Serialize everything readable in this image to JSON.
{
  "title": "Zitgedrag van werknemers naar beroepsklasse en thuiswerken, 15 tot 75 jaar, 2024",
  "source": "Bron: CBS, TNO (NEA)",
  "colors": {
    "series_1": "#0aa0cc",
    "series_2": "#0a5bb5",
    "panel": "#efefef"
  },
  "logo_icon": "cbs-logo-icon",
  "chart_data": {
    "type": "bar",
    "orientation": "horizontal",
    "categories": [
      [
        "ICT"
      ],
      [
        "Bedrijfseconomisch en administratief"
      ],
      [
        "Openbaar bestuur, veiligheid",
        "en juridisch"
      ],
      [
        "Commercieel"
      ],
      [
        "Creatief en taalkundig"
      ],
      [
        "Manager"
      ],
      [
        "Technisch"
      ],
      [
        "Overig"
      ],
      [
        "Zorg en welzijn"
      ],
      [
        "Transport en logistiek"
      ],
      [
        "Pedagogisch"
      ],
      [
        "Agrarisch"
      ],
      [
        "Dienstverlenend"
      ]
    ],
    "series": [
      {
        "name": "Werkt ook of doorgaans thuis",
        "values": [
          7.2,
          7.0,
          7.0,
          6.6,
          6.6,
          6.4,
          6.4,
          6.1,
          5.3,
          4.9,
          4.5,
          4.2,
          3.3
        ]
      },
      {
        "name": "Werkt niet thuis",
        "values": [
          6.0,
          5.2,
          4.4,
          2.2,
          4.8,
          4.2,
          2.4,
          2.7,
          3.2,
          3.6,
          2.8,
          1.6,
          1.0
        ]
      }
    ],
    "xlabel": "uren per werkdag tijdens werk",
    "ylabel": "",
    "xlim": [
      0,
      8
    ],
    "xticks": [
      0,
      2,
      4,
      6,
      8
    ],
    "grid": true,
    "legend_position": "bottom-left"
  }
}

■ **WORK REQUIRED**:
Transcribe each entry exactly.

■ **EXERCISE OUTPUT**:
Serialize everything readable in this image to JSON.
{
  "title": "Zitgedrag van werknemers naar beroepsklasse en thuiswerken, 15 tot 75 jaar, 2024",
  "source": "Bron: CBS, TNO (NEA)",
  "colors": {
    "series_1": "#0aa0cc",
    "series_2": "#0a5bb5",
    "panel": "#efefef"
  },
  "logo_icon": "cbs-logo-icon",
  "chart_data": {
    "type": "bar",
    "orientation": "horizontal",
    "categories": [
      [
        "ICT"
      ],
      [
        "Bedrijfseconomisch en administratief"
      ],
      [
        "Openbaar bestuur, veiligheid",
        "en juridisch"
      ],
      [
        "Commercieel"
      ],
      [
        "Creatief en taalkundig"
      ],
      [
        "Manager"
      ],
      [
        "Technisch"
      ],
      [
        "Overig"
      ],
      [
        "Zorg en welzijn"
      ],
      [
        "Transport en logistiek"
      ],
      [
        "Pedagogisch"
      ],
      [
        "Agrarisch"
      ],
      [
        "Dienstverlenend"
      ]
    ],
    "series": [
      {
        "name": "Werkt ook of doorgaans thuis",
        "values": [
          7.2,
          7.0,
          7.0,
          6.6,
          6.6,
          6.4,
          6.4,
          6.1,
          5.3,
          4.9,
          4.5,
          4.2,
          3.3
        ]
      },
      {
        "name": "Werkt niet thuis",
        "values": [
          6.0,
          5.2,
          4.4,
          2.2,
          4.8,
          4.2,
          2.4,
          2.7,
          3.2,
          3.6,
          2.8,
          1.6,
          1.0
        ]
      }
    ],
    "xlabel": "uren per werkdag tijdens werk",
    "ylabel": "",
    "xlim": [
      0,
      8
    ],
    "xticks": [
      0,
      2,
      4,
      6,
      8
    ],
    "grid": true,
    "legend_position": "bottom-left"
  }
}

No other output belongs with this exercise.